- _TO DO_:
Print the listing that follows, character for character.

-------

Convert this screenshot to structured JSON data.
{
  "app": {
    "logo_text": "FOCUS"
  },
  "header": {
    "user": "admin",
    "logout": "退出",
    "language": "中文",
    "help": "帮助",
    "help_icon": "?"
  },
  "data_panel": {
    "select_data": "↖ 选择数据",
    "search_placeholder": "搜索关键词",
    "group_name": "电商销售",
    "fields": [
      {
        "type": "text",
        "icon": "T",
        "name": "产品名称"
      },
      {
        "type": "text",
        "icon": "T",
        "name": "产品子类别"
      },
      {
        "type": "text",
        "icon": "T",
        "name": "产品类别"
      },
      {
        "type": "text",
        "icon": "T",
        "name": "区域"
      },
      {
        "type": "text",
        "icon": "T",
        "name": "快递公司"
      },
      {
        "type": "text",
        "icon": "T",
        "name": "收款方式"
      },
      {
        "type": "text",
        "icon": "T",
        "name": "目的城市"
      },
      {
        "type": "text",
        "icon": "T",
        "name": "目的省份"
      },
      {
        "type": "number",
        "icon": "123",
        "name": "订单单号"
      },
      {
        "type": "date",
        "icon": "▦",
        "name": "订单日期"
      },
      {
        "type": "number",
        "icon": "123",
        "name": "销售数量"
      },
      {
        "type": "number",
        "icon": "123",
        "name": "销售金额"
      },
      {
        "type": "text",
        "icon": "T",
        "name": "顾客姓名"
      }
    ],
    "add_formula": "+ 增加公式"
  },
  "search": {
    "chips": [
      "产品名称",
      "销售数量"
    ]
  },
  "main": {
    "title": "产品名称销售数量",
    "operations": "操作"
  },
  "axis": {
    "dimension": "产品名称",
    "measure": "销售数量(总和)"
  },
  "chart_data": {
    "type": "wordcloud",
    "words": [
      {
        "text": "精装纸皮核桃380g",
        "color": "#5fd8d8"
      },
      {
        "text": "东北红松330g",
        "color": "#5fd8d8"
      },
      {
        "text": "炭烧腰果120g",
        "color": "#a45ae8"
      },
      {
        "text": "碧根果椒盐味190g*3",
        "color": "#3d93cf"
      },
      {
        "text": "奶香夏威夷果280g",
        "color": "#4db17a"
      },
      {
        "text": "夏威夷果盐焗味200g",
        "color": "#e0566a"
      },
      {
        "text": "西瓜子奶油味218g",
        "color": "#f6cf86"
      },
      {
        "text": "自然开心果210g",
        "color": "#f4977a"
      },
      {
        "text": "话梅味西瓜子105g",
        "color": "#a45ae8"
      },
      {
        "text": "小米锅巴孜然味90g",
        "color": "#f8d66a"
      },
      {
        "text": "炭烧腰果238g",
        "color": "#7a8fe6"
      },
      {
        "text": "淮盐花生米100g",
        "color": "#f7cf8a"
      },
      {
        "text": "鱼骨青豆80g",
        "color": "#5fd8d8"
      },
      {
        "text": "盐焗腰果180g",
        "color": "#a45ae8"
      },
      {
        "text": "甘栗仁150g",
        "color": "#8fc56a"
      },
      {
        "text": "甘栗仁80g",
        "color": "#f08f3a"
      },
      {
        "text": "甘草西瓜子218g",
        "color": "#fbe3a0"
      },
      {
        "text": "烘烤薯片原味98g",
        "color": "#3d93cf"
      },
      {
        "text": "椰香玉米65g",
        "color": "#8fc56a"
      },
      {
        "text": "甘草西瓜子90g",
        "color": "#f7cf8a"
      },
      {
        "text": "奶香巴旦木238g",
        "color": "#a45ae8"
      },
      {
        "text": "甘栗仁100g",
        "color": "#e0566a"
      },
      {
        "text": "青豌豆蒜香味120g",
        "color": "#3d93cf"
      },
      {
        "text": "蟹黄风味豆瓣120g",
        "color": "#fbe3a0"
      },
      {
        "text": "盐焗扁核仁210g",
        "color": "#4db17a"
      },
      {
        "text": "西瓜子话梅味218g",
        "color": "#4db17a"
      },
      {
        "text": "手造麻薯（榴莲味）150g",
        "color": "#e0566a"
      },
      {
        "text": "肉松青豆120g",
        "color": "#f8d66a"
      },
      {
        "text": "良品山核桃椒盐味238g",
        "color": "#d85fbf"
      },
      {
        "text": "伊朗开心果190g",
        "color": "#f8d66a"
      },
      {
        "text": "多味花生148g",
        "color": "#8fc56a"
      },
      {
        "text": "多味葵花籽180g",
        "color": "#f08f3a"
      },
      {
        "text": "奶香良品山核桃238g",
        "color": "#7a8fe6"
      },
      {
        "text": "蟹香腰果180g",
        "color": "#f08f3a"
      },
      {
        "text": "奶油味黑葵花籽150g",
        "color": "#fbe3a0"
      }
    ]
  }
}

-------

- _WRITTEN RESPONSE_:
Convert this screenshot to structured JSON data.
{
  "app": {
    "logo_text": "FOCUS"
  },
  "header": {
    "user": "admin",
    "logout": "退出",
    "language": "中文",
    "help": "帮助",
    "help_icon": "?"
  },
  "data_panel": {
    "select_data": "↖ 选择数据",
    "search_placeholder": "搜索关键词",
    "group_name": "电商销售",
    "fields": [
      {
        "type": "text",
        "icon": "T",
        "name": "产品名称"
      },
      {
        "type": "text",
        "icon": "T",
        "name": "产品子类别"
      },
      {
        "type": "text",
        "icon": "T",
        "name": "产品类别"
      },
      {
        "type": "text",
        "icon": "T",
        "name": "区域"
      },
      {
        "type": "text",
        "icon": "T",
        "name": "快递公司"
      },
      {
        "type": "text",
        "icon": "T",
        "name": "收款方式"
      },
      {
        "type": "text",
        "icon": "T",
        "name": "目的城市"
      },
      {
        "type": "text",
        "icon": "T",
        "name": "目的省份"
      },
      {
        "type": "number",
        "icon": "123",
        "name": "订单单号"
      },
      {
        "type": "date",
        "icon": "▦",
        "name": "订单日期"
      },
      {
        "type": "number",
        "icon": "123",
        "name": "销售数量"
      },
      {
        "type": "number",
        "icon": "123",
        "name": "销售金额"
      },
      {
        "type": "text",
        "icon": "T",
        "name": "顾客姓名"
      }
    ],
    "add_formula": "+ 增加公式"
  },
  "search": {
    "chips": [
      "产品名称",
      "销售数量"
    ]
  },
  "main": {
    "title": "产品名称销售数量",
    "operations": "操作"
  },
  "axis": {
    "dimension": "产品名称",
    "measure": "销售数量(总和)"
  },
  "chart_data": {
    "type": "wordcloud",
    "words": [
      {
        "text": "精装纸皮核桃380g",
        "color": "#5fd8d8"
      },
      {
        "text": "东北红松330g",
        "color": "#5fd8d8"
      },
      {
        "text": "炭烧腰果120g",
        "color": "#a45ae8"
      },
      {
        "text": "碧根果椒盐味190g*3",
        "color": "#3d93cf"
      },
      {
        "text": "奶香夏威夷果280g",
        "color": "#4db17a"
      },
      {
        "text": "夏威夷果盐焗味200g",
        "color": "#e0566a"
      },
      {
        "text": "西瓜子奶油味218g",
        "color": "#f6cf86"
      },
      {
        "text": "自然开心果210g",
        "color": "#f4977a"
      },
      {
        "text": "话梅味西瓜子105g",
        "color": "#a45ae8"
      },
      {
        "text": "小米锅巴孜然味90g",
        "color": "#f8d66a"
      },
      {
        "text": "炭烧腰果238g",
        "color": "#7a8fe6"
      },
      {
        "text": "淮盐花生米100g",
        "color": "#f7cf8a"
      },
      {
        "text": "鱼骨青豆80g",
        "color": "#5fd8d8"
      },
      {
        "text": "盐焗腰果180g",
        "color": "#a45ae8"
      },
      {
        "text": "甘栗仁150g",
        "color": "#8fc56a"
      },
      {
        "text": "甘栗仁80g",
        "color": "#f08f3a"
      },
      {
        "text": "甘草西瓜子218g",
        "color": "#fbe3a0"
      },
      {
        "text": "烘烤薯片原味98g",
        "color": "#3d93cf"
      },
      {
        "text": "椰香玉米65g",
        "color": "#8fc56a"
      },
      {
        "text": "甘草西瓜子90g",
        "color": "#f7cf8a"
      },
      {
        "text": "奶香巴旦木238g",
        "color": "#a45ae8"
      },
      {
        "text": "甘栗仁100g",
        "color": "#e0566a"
      },
      {
        "text": "青豌豆蒜香味120g",
        "color": "#3d93cf"
      },
      {
        "text": "蟹黄风味豆瓣120g",
        "color": "#fbe3a0"
      },
      {
        "text": "盐焗扁核仁210g",
        "color": "#4db17a"
      },
      {
        "text": "西瓜子话梅味218g",
        "color": "#4db17a"
      },
      {
        "text": "手造麻薯（榴莲味）150g",
        "color": "#e0566a"
      },
      {
        "text": "肉松青豆120g",
        "color": "#f8d66a"
      },
      {
        "text": "良品山核桃椒盐味238g",
        "color": "#d85fbf"
      },
      {
        "text": "伊朗开心果190g",
        "color": "#f8d66a"
      },
      {
        "text": "多味花生148g",
        "color": "#8fc56a"
      },
      {
        "text": "多味葵花籽180g",
        "color": "#f08f3a"
      },
      {
        "text": "奶香良品山核桃238g",
        "color": "#7a8fe6"
      },
      {
        "text": "蟹香腰果180g",
        "color": "#f08f3a"
      },
      {
        "text": "奶油味黑葵花籽150g",
        "color": "#fbe3a0"
      }
    ]
  }
}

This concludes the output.